DIRECTIONS FOR THIS TASK
Copy each line of the data below exactly, leaving out pictures.

DATASET ENTRIES
## START

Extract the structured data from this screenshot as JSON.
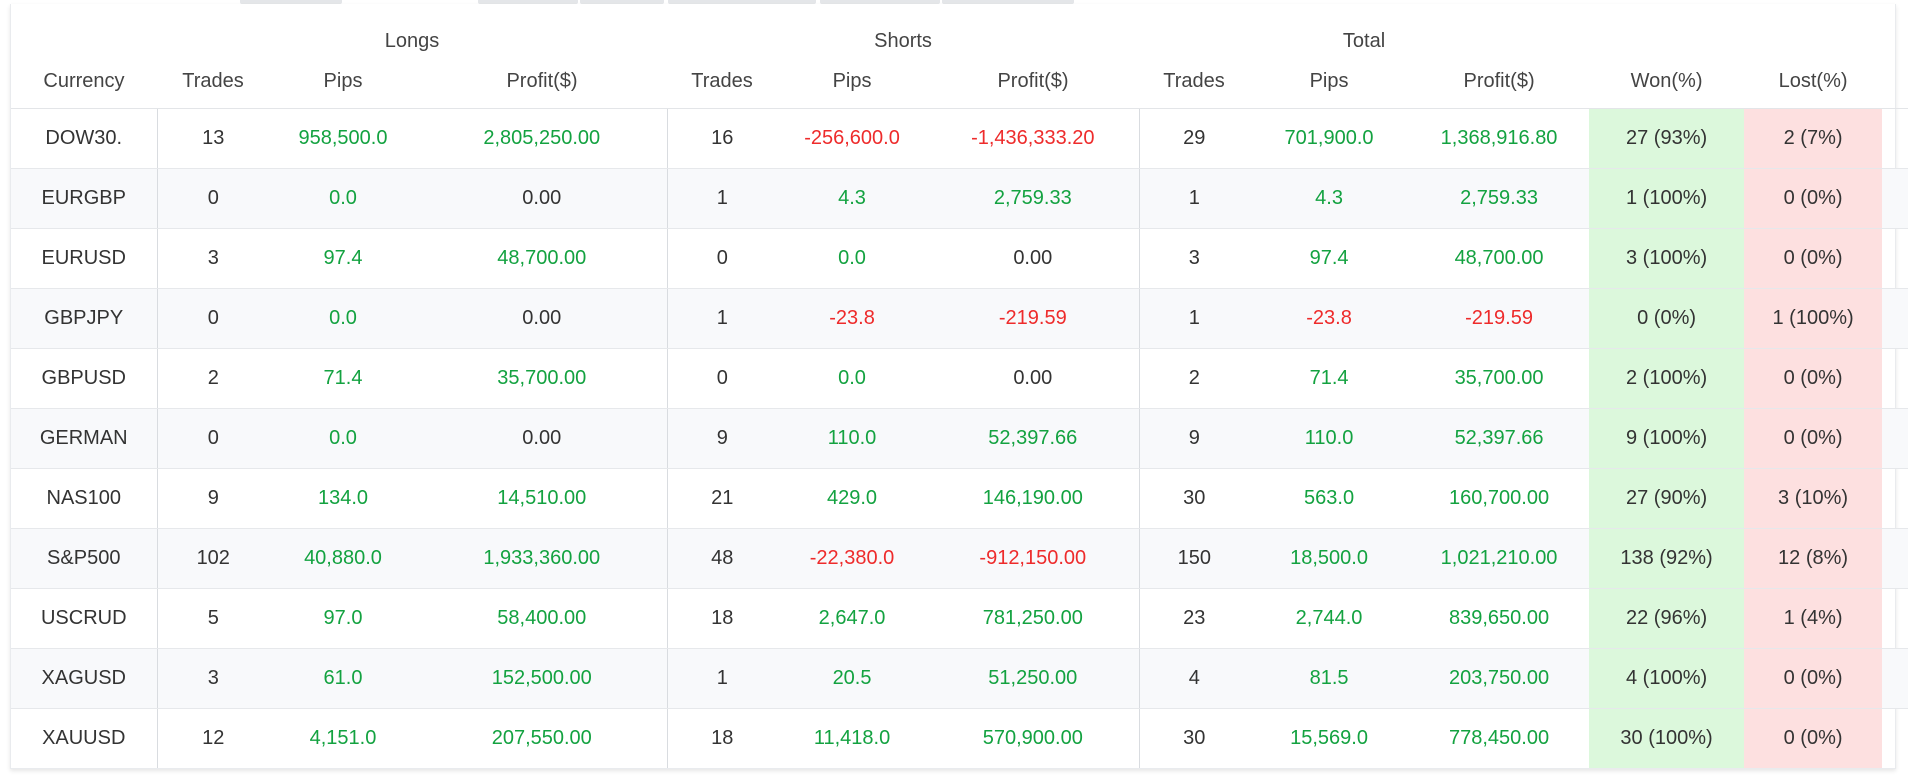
{
  "header": {
    "groups": {
      "longs": "Longs",
      "shorts": "Shorts",
      "total": "Total"
    },
    "columns": {
      "currency": "Currency",
      "long_trades": "Trades",
      "long_pips": "Pips",
      "long_profit": "Profit($)",
      "short_trades": "Trades",
      "short_pips": "Pips",
      "short_profit": "Profit($)",
      "total_trades": "Trades",
      "total_pips": "Pips",
      "total_profit": "Profit($)",
      "won": "Won(%)",
      "lost": "Lost(%)"
    },
    "copy_icon": "copy-icon"
  },
  "colors": {
    "positive": "#13a240",
    "negative": "#ee2b2b",
    "won_bg": "#dcf8dc",
    "lost_bg": "#fde0e0"
  },
  "row_icon": "chart-line-icon",
  "rows": [
    {
      "currency": "DOW30.",
      "long_trades": "13",
      "long_pips": "958,500.0",
      "long_profit": "2,805,250.00",
      "short_trades": "16",
      "short_pips": "-256,600.0",
      "short_profit": "-1,436,333.20",
      "total_trades": "29",
      "total_pips": "701,900.0",
      "total_profit": "1,368,916.80",
      "won": "27 (93%)",
      "lost": "2 (7%)"
    },
    {
      "currency": "EURGBP",
      "long_trades": "0",
      "long_pips": "0.0",
      "long_profit": "0.00",
      "short_trades": "1",
      "short_pips": "4.3",
      "short_profit": "2,759.33",
      "total_trades": "1",
      "total_pips": "4.3",
      "total_profit": "2,759.33",
      "won": "1 (100%)",
      "lost": "0 (0%)"
    },
    {
      "currency": "EURUSD",
      "long_trades": "3",
      "long_pips": "97.4",
      "long_profit": "48,700.00",
      "short_trades": "0",
      "short_pips": "0.0",
      "short_profit": "0.00",
      "total_trades": "3",
      "total_pips": "97.4",
      "total_profit": "48,700.00",
      "won": "3 (100%)",
      "lost": "0 (0%)"
    },
    {
      "currency": "GBPJPY",
      "long_trades": "0",
      "long_pips": "0.0",
      "long_profit": "0.00",
      "short_trades": "1",
      "short_pips": "-23.8",
      "short_profit": "-219.59",
      "total_trades": "1",
      "total_pips": "-23.8",
      "total_profit": "-219.59",
      "won": "0 (0%)",
      "lost": "1 (100%)"
    },
    {
      "currency": "GBPUSD",
      "long_trades": "2",
      "long_pips": "71.4",
      "long_profit": "35,700.00",
      "short_trades": "0",
      "short_pips": "0.0",
      "short_profit": "0.00",
      "total_trades": "2",
      "total_pips": "71.4",
      "total_profit": "35,700.00",
      "won": "2 (100%)",
      "lost": "0 (0%)"
    },
    {
      "currency": "GERMAN",
      "long_trades": "0",
      "long_pips": "0.0",
      "long_profit": "0.00",
      "short_trades": "9",
      "short_pips": "110.0",
      "short_profit": "52,397.66",
      "total_trades": "9",
      "total_pips": "110.0",
      "total_profit": "52,397.66",
      "won": "9 (100%)",
      "lost": "0 (0%)"
    },
    {
      "currency": "NAS100",
      "long_trades": "9",
      "long_pips": "134.0",
      "long_profit": "14,510.00",
      "short_trades": "21",
      "short_pips": "429.0",
      "short_profit": "146,190.00",
      "total_trades": "30",
      "total_pips": "563.0",
      "total_profit": "160,700.00",
      "won": "27 (90%)",
      "lost": "3 (10%)"
    },
    {
      "currency": "S&P500",
      "long_trades": "102",
      "long_pips": "40,880.0",
      "long_profit": "1,933,360.00",
      "short_trades": "48",
      "short_pips": "-22,380.0",
      "short_profit": "-912,150.00",
      "total_trades": "150",
      "total_pips": "18,500.0",
      "total_profit": "1,021,210.00",
      "won": "138 (92%)",
      "lost": "12 (8%)"
    },
    {
      "currency": "USCRUD",
      "long_trades": "5",
      "long_pips": "97.0",
      "long_profit": "58,400.00",
      "short_trades": "18",
      "short_pips": "2,647.0",
      "short_profit": "781,250.00",
      "total_trades": "23",
      "total_pips": "2,744.0",
      "total_profit": "839,650.00",
      "won": "22 (96%)",
      "lost": "1 (4%)"
    },
    {
      "currency": "XAGUSD",
      "long_trades": "3",
      "long_pips": "61.0",
      "long_profit": "152,500.00",
      "short_trades": "1",
      "short_pips": "20.5",
      "short_profit": "51,250.00",
      "total_trades": "4",
      "total_pips": "81.5",
      "total_profit": "203,750.00",
      "won": "4 (100%)",
      "lost": "0 (0%)"
    },
    {
      "currency": "XAUUSD",
      "long_trades": "12",
      "long_pips": "4,151.0",
      "long_profit": "207,550.00",
      "short_trades": "18",
      "short_pips": "11,418.0",
      "short_profit": "570,900.00",
      "total_trades": "30",
      "total_pips": "15,569.0",
      "total_profit": "778,450.00",
      "won": "30 (100%)",
      "lost": "0 (0%)"
    }
  ]
}
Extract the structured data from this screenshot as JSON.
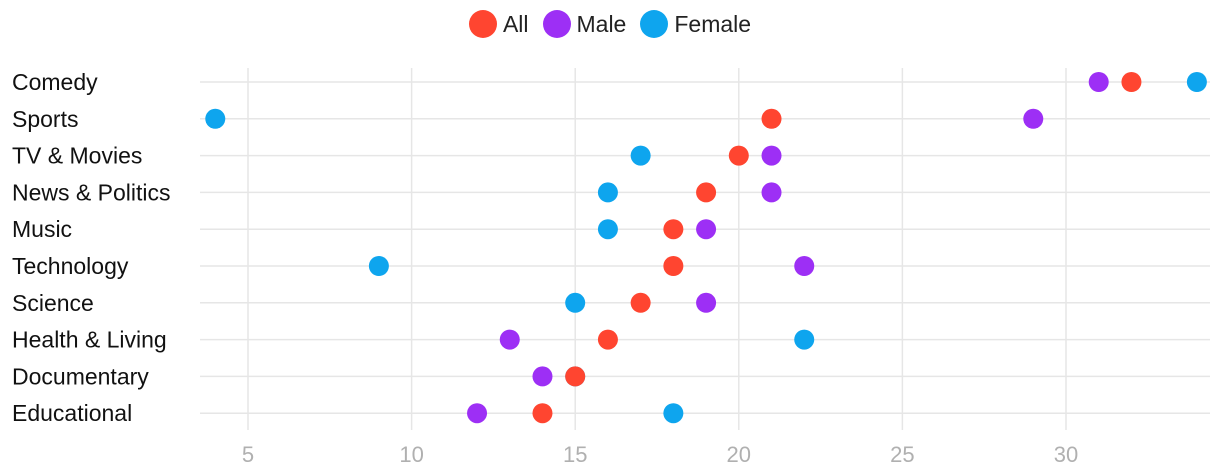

## END

ANSWER TO THE EXERCISE
Extract the structured data from this screenshot as JSON.
{
  "header": {
    "groups": {
      "longs": "Longs",
      "shorts": "Shorts",
      "total": "Total"
    },
    "columns": {
      "currency": "Currency",
      "long_trades": "Trades",
      "long_pips": "Pips",
      "long_profit": "Profit($)",
      "short_trades": "Trades",
      "short_pips": "Pips",
      "short_profit": "Profit($)",
      "total_trades": "Trades",
      "total_pips": "Pips",
      "total_profit": "Profit($)",
      "won": "Won(%)",
      "lost": "Lost(%)"
    },
    "copy_icon": "copy-icon"
  },
  "colors": {
    "positive": "#13a240",
    "negative": "#ee2b2b",
    "won_bg": "#dcf8dc",
    "lost_bg": "#fde0e0"
  },
  "row_icon": "chart-line-icon",
  "rows": [
    {
      "currency": "DOW30.",
      "long_trades": "13",
      "long_pips": "958,500.0",
      "long_profit": "2,805,250.00",
      "short_trades": "16",
      "short_pips": "-256,600.0",
      "short_profit": "-1,436,333.20",
      "total_trades": "29",
      "total_pips": "701,900.0",
      "total_profit": "1,368,916.80",
      "won": "27 (93%)",
      "lost": "2 (7%)"
    },
    {
      "currency": "EURGBP",
      "long_trades": "0",
      "long_pips": "0.0",
      "long_profit": "0.00",
      "short_trades": "1",
      "short_pips": "4.3",
      "short_profit": "2,759.33",
      "total_trades": "1",
      "total_pips": "4.3",
      "total_profit": "2,759.33",
      "won": "1 (100%)",
      "lost": "0 (0%)"
    },
    {
      "currency": "EURUSD",
      "long_trades": "3",
      "long_pips": "97.4",
      "long_profit": "48,700.00",
      "short_trades": "0",
      "short_pips": "0.0",
      "short_profit": "0.00",
      "total_trades": "3",
      "total_pips": "97.4",
      "total_profit": "48,700.00",
      "won": "3 (100%)",
      "lost": "0 (0%)"
    },
    {
      "currency": "GBPJPY",
      "long_trades": "0",
      "long_pips": "0.0",
      "long_profit": "0.00",
      "short_trades": "1",
      "short_pips": "-23.8",
      "short_profit": "-219.59",
      "total_trades": "1",
      "total_pips": "-23.8",
      "total_profit": "-219.59",
      "won": "0 (0%)",
      "lost": "1 (100%)"
    },
    {
      "currency": "GBPUSD",
      "long_trades": "2",
      "long_pips": "71.4",
      "long_profit": "35,700.00",
      "short_trades": "0",
      "short_pips": "0.0",
      "short_profit": "0.00",
      "total_trades": "2",
      "total_pips": "71.4",
      "total_profit": "35,700.00",
      "won": "2 (100%)",
      "lost": "0 (0%)"
    },
    {
      "currency": "GERMAN",
      "long_trades": "0",
      "long_pips": "0.0",
      "long_profit": "0.00",
      "short_trades": "9",
      "short_pips": "110.0",
      "short_profit": "52,397.66",
      "total_trades": "9",
      "total_pips": "110.0",
      "total_profit": "52,397.66",
      "won": "9 (100%)",
      "lost": "0 (0%)"
    },
    {
      "currency": "NAS100",
      "long_trades": "9",
      "long_pips": "134.0",
      "long_profit": "14,510.00",
      "short_trades": "21",
      "short_pips": "429.0",
      "short_profit": "146,190.00",
      "total_trades": "30",
      "total_pips": "563.0",
      "total_profit": "160,700.00",
      "won": "27 (90%)",
      "lost": "3 (10%)"
    },
    {
      "currency": "S&P500",
      "long_trades": "102",
      "long_pips": "40,880.0",
      "long_profit": "1,933,360.00",
      "short_trades": "48",
      "short_pips": "-22,380.0",
      "short_profit": "-912,150.00",
      "total_trades": "150",
      "total_pips": "18,500.0",
      "total_profit": "1,021,210.00",
      "won": "138 (92%)",
      "lost": "12 (8%)"
    },
    {
      "currency": "USCRUD",
      "long_trades": "5",
      "long_pips": "97.0",
      "long_profit": "58,400.00",
      "short_trades": "18",
      "short_pips": "2,647.0",
      "short_profit": "781,250.00",
      "total_trades": "23",
      "total_pips": "2,744.0",
      "total_profit": "839,650.00",
      "won": "22 (96%)",
      "lost": "1 (4%)"
    },
    {
      "currency": "XAGUSD",
      "long_trades": "3",
      "long_pips": "61.0",
      "long_profit": "152,500.00",
      "short_trades": "1",
      "short_pips": "20.5",
      "short_profit": "51,250.00",
      "total_trades": "4",
      "total_pips": "81.5",
      "total_profit": "203,750.00",
      "won": "4 (100%)",
      "lost": "0 (0%)"
    },
    {
      "currency": "XAUUSD",
      "long_trades": "12",
      "long_pips": "4,151.0",
      "long_profit": "207,550.00",
      "short_trades": "18",
      "short_pips": "11,418.0",
      "short_profit": "570,900.00",
      "total_trades": "30",
      "total_pips": "15,569.0",
      "total_profit": "778,450.00",
      "won": "30 (100%)",
      "lost": "0 (0%)"
    }
  ]
}
Extract the structured data from this screenshot as JSON.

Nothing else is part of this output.